— Begin —

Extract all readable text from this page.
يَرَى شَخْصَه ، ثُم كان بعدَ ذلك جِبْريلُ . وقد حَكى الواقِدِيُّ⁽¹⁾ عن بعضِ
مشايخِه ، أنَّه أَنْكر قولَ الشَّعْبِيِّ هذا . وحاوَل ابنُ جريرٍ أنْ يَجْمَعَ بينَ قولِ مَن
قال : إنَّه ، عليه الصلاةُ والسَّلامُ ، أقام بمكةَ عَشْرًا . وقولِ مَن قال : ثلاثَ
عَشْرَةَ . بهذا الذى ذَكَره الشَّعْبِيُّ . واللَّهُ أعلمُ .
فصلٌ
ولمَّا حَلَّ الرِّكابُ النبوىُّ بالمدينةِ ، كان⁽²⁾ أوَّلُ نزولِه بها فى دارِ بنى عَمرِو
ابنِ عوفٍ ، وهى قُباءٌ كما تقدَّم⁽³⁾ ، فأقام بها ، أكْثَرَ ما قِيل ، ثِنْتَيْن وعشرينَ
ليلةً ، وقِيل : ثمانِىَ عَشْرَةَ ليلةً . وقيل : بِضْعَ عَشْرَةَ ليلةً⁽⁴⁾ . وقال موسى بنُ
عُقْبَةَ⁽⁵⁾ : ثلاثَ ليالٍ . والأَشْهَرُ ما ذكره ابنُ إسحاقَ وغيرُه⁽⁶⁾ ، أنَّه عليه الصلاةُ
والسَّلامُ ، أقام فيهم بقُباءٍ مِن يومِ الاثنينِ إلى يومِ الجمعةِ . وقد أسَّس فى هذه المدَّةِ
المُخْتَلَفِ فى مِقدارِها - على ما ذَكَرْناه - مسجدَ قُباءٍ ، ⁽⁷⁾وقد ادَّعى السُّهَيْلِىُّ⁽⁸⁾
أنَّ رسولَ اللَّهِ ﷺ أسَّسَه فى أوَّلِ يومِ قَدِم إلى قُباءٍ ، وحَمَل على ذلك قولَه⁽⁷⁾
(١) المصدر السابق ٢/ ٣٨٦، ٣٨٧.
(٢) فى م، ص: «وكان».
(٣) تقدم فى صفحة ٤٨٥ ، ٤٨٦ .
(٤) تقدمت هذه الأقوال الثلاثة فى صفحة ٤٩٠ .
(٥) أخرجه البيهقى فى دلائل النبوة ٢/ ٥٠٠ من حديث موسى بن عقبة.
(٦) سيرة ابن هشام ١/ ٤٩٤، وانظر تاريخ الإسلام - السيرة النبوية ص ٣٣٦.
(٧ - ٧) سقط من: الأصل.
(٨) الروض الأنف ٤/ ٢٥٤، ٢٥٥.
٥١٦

— End —

Prompt |
All of the data must be returned exactly.

Written solution |
Extract all readable text from this page.
يَرَى شَخْصَه ، ثُم كان بعدَ ذلك جِبْريلُ . وقد حَكى الواقِدِيُّ⁽¹⁾ عن بعضِ
مشايخِه ، أنَّه أَنْكر قولَ الشَّعْبِيِّ هذا . وحاوَل ابنُ جريرٍ أنْ يَجْمَعَ بينَ قولِ مَن
قال : إنَّه ، عليه الصلاةُ والسَّلامُ ، أقام بمكةَ عَشْرًا . وقولِ مَن قال : ثلاثَ
عَشْرَةَ . بهذا الذى ذَكَره الشَّعْبِيُّ . واللَّهُ أعلمُ .
فصلٌ
ولمَّا حَلَّ الرِّكابُ النبوىُّ بالمدينةِ ، كان⁽²⁾ أوَّلُ نزولِه بها فى دارِ بنى عَمرِو
ابنِ عوفٍ ، وهى قُباءٌ كما تقدَّم⁽³⁾ ، فأقام بها ، أكْثَرَ ما قِيل ، ثِنْتَيْن وعشرينَ
ليلةً ، وقِيل : ثمانِىَ عَشْرَةَ ليلةً . وقيل : بِضْعَ عَشْرَةَ ليلةً⁽⁴⁾ . وقال موسى بنُ
عُقْبَةَ⁽⁵⁾ : ثلاثَ ليالٍ . والأَشْهَرُ ما ذكره ابنُ إسحاقَ وغيرُه⁽⁶⁾ ، أنَّه عليه الصلاةُ
والسَّلامُ ، أقام فيهم بقُباءٍ مِن يومِ الاثنينِ إلى يومِ الجمعةِ . وقد أسَّس فى هذه المدَّةِ
المُخْتَلَفِ فى مِقدارِها - على ما ذَكَرْناه - مسجدَ قُباءٍ ، ⁽⁷⁾وقد ادَّعى السُّهَيْلِىُّ⁽⁸⁾
أنَّ رسولَ اللَّهِ ﷺ أسَّسَه فى أوَّلِ يومِ قَدِم إلى قُباءٍ ، وحَمَل على ذلك قولَه⁽⁷⁾
(١) المصدر السابق ٢/ ٣٨٦، ٣٨٧.
(٢) فى م، ص: «وكان».
(٣) تقدم فى صفحة ٤٨٥ ، ٤٨٦ .
(٤) تقدمت هذه الأقوال الثلاثة فى صفحة ٤٩٠ .
(٥) أخرجه البيهقى فى دلائل النبوة ٢/ ٥٠٠ من حديث موسى بن عقبة.
(٦) سيرة ابن هشام ١/ ٤٩٤، وانظر تاريخ الإسلام - السيرة النبوية ص ٣٣٦.
(٧ - ٧) سقط من: الأصل.
(٨) الروض الأنف ٤/ ٢٥٤، ٢٥٥.
٥١٦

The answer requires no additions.